** START OF Data shown **

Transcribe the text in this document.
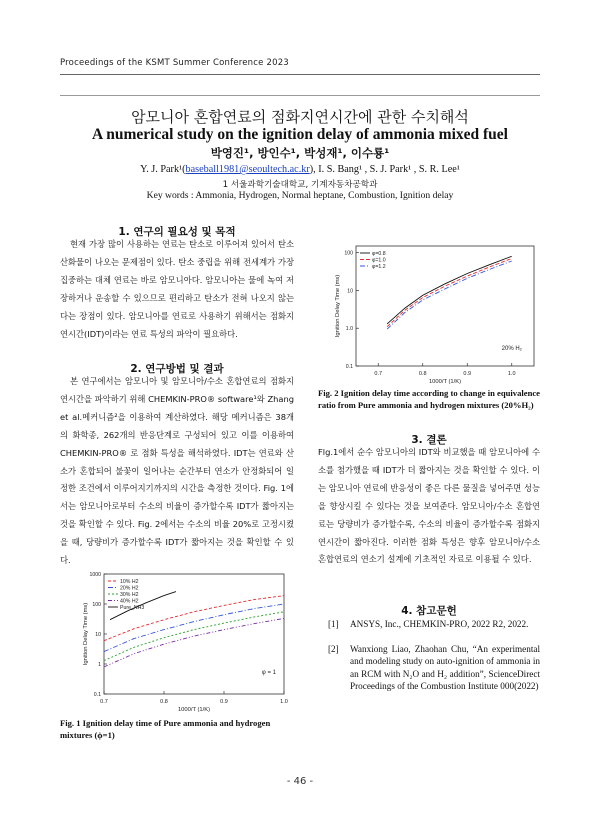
Proceedings of the KSMT Summer Conference 2023
암모니아 혼합연료의 점화지연시간에 관한 수치해석
A numerical study on the ignition delay of ammonia mixed fuel
박영진¹, 방인수¹, 박성재¹, 이수룡¹
Y. J. Park¹(baseball1981@seoultech.ac.kr), I. S. Bang¹ , S. J. Park¹ , S. R. Lee¹
1 서울과학기술대학교, 기계자동차공학과
Key words : Ammonia, Hydrogen, Normal heptane, Combustion, Ignition delay
1. 연구의 필요성 및 목적
현재 가장 많이 사용하는 연료는 탄소로 이루어져 있어서 탄소 산화물이 나오는 문제점이 있다. 탄소 중립을 위해 전세계가 가장 집중하는 대체 연료는 바로 암모니아다. 암모니아는 물에 녹여 저장하거나 운송할 수 있으므로 편리하고 탄소가 전혀 나오지 않는다는 장점이 있다. 암모니아를 연료로 사용하기 위해서는 점화지연시간(IDT)이라는 연료 특성의 파악이 필요하다.
2. 연구방법 및 결과
본 연구에서는 암모니아 및 암모니아/수소 혼합연료의 점화지연시간을 파악하기 위해 CHEMKIN-PRO® software¹와 Zhang et al.메커니즘²을 이용하여 계산하였다. 해당 메커니즘은 38개의 화학종, 262개의 반응단계로 구성되어 있고 이를 이용하여 CHEMKIN-PRO® 로 점화 특성을 해석하였다. IDT는 연료와 산소가 혼합되어 불꽃이 일어나는 순간부터 연소가 안정화되어 일정한 조건에서 이루어지기까지의 시간을 측정한 것이다. Fig. 1에서는 암모니아로부터 수소의 비율이 증가할수록 IDT가 짧아지는 것을 확인할 수 있다. Fig. 2에서는 수소의 비율 20%로 고정시켰을 때, 당량비가 증가할수록 IDT가 짧아지는 것을 확인할 수 있다.
0.7	0.8	0.9	1.0
0.1
1
10
100
1000
1000/T (1/K)
Ignition Delay Time (ms)
10% H2
20% H2
30% H2
40% H2
Pure_NH3
φ = 1
Fig. 1 Ignition delay time of Pure ammonia and hydrogen mixtures (ϕ=1)
0.7	0.8	0.9	1.0
0.1
1.0
10
100
1000/T (1/K)
Ignition Delay Time (ms)
φ=0.8
φ=1.0
φ=1.2
20% H₂
Fig. 2 Ignition delay time according to change in equivalence ratio from Pure ammonia and hydrogen mixtures (20%H₂)
3. 결론
Flg.1에서 순수 암모니아의 IDT와 비교했을 때 암모니아에 수소를 첨가했을 때 IDT가 더 짧아지는 것을 확인할 수 있다. 이는 암모니아 연료에 반응성이 좋은 다른 물질을 넣어주면 성능을 향상시킬 수 있다는 것을 보여준다. 암모니아/수소 혼합연료는 당량비가 증가할수록, 수소의 비율이 증가할수록 점화지연시간이 짧아진다. 이러한 점화 특성은 향후 암모니아/수소 혼합연료의 연소기 설계에 기초적인 자료로 이용될 수 있다.
4. 참고문헌
[1] ANSYS, Inc., CHEMKIN-PRO, 2022 R2, 2022.
[2] Wanxiong Liao, Zhaohan Chu, “An experimental and modeling study on auto-ignition of ammonia in an RCM with N₂O and H₂ addition”, ScienceDirect Proceedings of the Combustion Institute 000(2022)
- 46 -
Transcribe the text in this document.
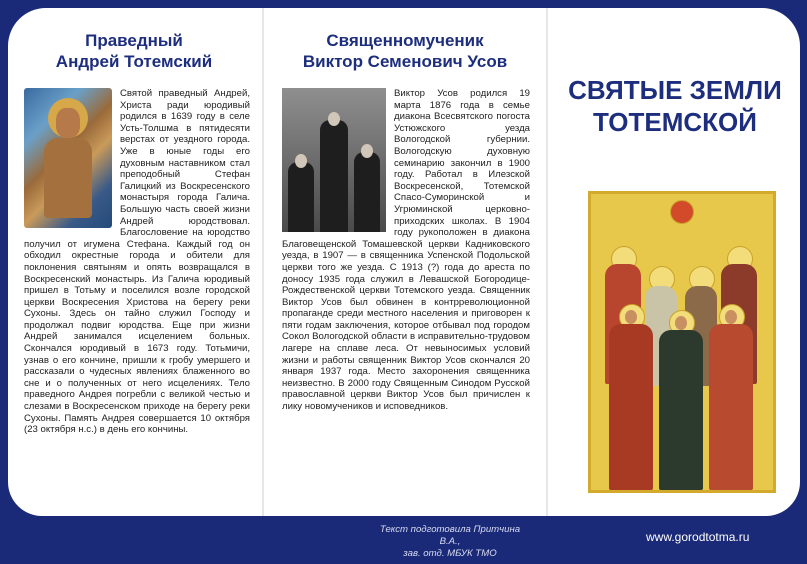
Праведный
Андрей Тотемский
Святой праведный Андрей, Христа ради юродивый родился в 1639 году в селе Усть-Толшма в пятидесяти верстах от уездного города. Уже в юные годы его духовным наставником стал преподобный Стефан Галицкий из Воскресенского монастыря города Галича. Большую часть своей жизни Андрей юродствовал. Благословение на юродство получил от игумена Стефана. Каждый год он обходил окрестные города и обители для поклонения святыням и опять возвращался в Воскресенский монастырь. Из Галича юродивый пришел в Тотьму и поселился возле городской церкви Воскресения Христова на берегу реки Сухоны. Здесь он тайно служил Господу и продолжал подвиг юродства. Еще при жизни Андрей занимался исцелением больных. Скончался юродивый в 1673 году. Тотьмичи, узнав о его кончине, пришли к гробу умершего и рассказали о чудесных явлениях блаженного во сне и о полученных от него исцелениях. Тело праведного Андрея погребли с великой честью и слезами в Воскресенском приходе на берегу реки Сухоны. Память Андрея совершается 10 октября (23 октября н.с.) в день его кончины.
Священномученик
Виктор Семенович Усов
Виктор Усов родился 19 марта 1876 года в семье диакона Всесвятского погоста Устюжского уезда Вологодской губернии. Вологодскую духовную семинарию закончил в 1900 году. Работал в Илезской Воскресенской, Тотемской Спасо-Суморинской и Угрюминской церковно-приходских школах. В 1904 году рукоположен в диакона Благовещенской Томашевской церкви Кадниковского уезда, в 1907 — в священника Успенской Подольской церкви того же уезда. С 1913 (?) года до ареста по доносу 1935 года служил в Левашской Богородице-Рождественской церкви Тотемского уезда. Священник Виктор Усов был обвинен в контрреволюционной пропаганде среди местного населения и приговорен к пяти годам заключения, которое отбывал под городом Сокол Вологодской области в исправительно-трудовом лагере на сплаве леса. От невыносимых условий жизни и работы священник Виктор Усов скончался 20 января 1937 года. Место захоронения священника неизвестно. В 2000 году Священным Синодом Русской православной церкви Виктор Усов был причислен к лику новомучеников и исповедников.
СВЯТЫЕ ЗЕМЛИ
ТОТЕМСКОЙ
Текст подготовила Притчина В.А.,
зав. отд. МБУК ТМО
www.gorodtotma.ru
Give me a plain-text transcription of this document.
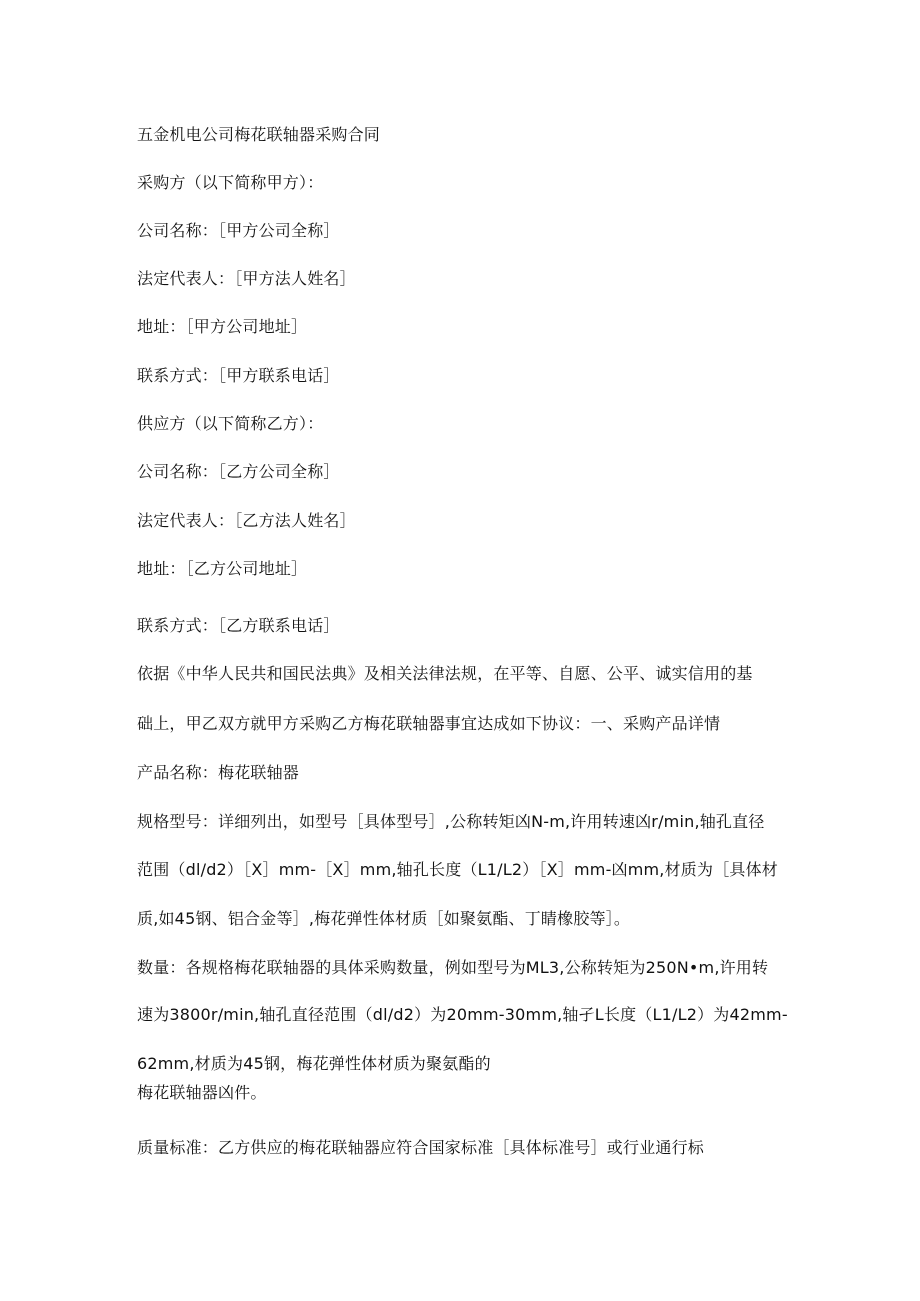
五金机电公司梅花联轴器采购合同
采购方（以下简称甲方）：
公司名称：［甲方公司全称］
法定代表人：［甲方法人姓名］
地址：［甲方公司地址］
联系方式：［甲方联系电话］
供应方（以下简称乙方）：
公司名称：［乙方公司全称］
法定代表人：［乙方法人姓名］
地址：［乙方公司地址］
联系方式：［乙方联系电话］
依据《中华人民共和国民法典》及相关法律法规，在平等、自愿、公平、诚实信用的基
础上，甲乙双方就甲方采购乙方梅花联轴器事宜达成如下协议：一、采购产品详情
产品名称：梅花联轴器
规格型号：详细列出，如型号［具体型号］,公称转矩凶N-m,许用转速凶r/min,轴孔直径
范围（dl/d2）［X］mm-［X］mm,轴孔长度（L1/L2）［X］mm-凶mm,材质为［具体材
质,如45钢、铝合金等］,梅花弹性体材质［如聚氨酯、丁睛橡胶等］。
数量：各规格梅花联轴器的具体采购数量，例如型号为ML3,公称转矩为250N•m,许用转
速为3800r/min,轴孔直径范围（dl/d2）为20mm-30mm,轴孑L长度（L1/L2）为42mm-
62mm,材质为45钢，梅花弹性体材质为聚氨酯的
梅花联轴器凶件。
质量标准：乙方供应的梅花联轴器应符合国家标准［具体标准号］或行业通行标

** END OF Data shown **

## Do this:
Reproduce each line of the material containing the word "짧아지는".

## Written response:
본 연구에서는 암모니아 및 암모니아/수소 혼합연료의 점화지연시간을 파악하기 위해 CHEMKIN-PRO® software¹와 Zhang et al.메커니즘²을 이용하여 계산하였다. 해당 메커니즘은 38개의 화학종, 262개의 반응단계로 구성되어 있고 이를 이용하여 CHEMKIN-PRO® 로 점화 특성을 해석하였다. IDT는 연료와 산소가 혼합되어 불꽃이 일어나는 순간부터 연소가 안정화되어 일정한 조건에서 이루어지기까지의 시간을 측정한 것이다. Fig. 1에서는 암모니아로부터 수소의 비율이 증가할수록 IDT가 짧아지는 것을 확인할 수 있다. Fig. 2에서는 수소의 비율 20%로 고정시켰을 때, 당량비가 증가할수록 IDT가 짧아지는 것을 확인할 수 있다.
Flg.1에서 순수 암모니아의 IDT와 비교했을 때 암모니아에 수소를 첨가했을 때 IDT가 더 짧아지는 것을 확인할 수 있다. 이는 암모니아 연료에 반응성이 좋은 다른 물질을 넣어주면 성능을 향상시킬 수 있다는 것을 보여준다. 암모니아/수소 혼합연료는 당량비가 증가할수록, 수소의 비율이 증가할수록 점화지연시간이 짧아진다. 이러한 점화 특성은 향후 암모니아/수소 혼합연료의 연소기 설계에 기초적인 자료로 이용될 수 있다.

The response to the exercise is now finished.